— start of Exercise data —

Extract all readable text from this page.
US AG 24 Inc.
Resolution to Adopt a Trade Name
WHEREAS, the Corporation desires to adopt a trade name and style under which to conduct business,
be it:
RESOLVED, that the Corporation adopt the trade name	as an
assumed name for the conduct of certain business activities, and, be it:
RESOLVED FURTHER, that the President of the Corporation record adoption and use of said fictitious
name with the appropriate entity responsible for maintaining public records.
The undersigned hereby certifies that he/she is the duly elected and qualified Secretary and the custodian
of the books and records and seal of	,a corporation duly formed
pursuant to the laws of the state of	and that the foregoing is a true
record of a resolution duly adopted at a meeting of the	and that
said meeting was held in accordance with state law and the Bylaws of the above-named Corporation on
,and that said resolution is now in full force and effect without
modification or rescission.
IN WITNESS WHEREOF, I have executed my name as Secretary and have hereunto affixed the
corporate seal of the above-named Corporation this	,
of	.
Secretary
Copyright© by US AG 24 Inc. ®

— end of Exercise data —

Given request:
Check each line of the records above for "state", and copy those that have it.

Response:
pursuant to the laws of the state of	and that the foregoing is a true
said meeting was held in accordance with state law and the Bylaws of the above-named Corporation on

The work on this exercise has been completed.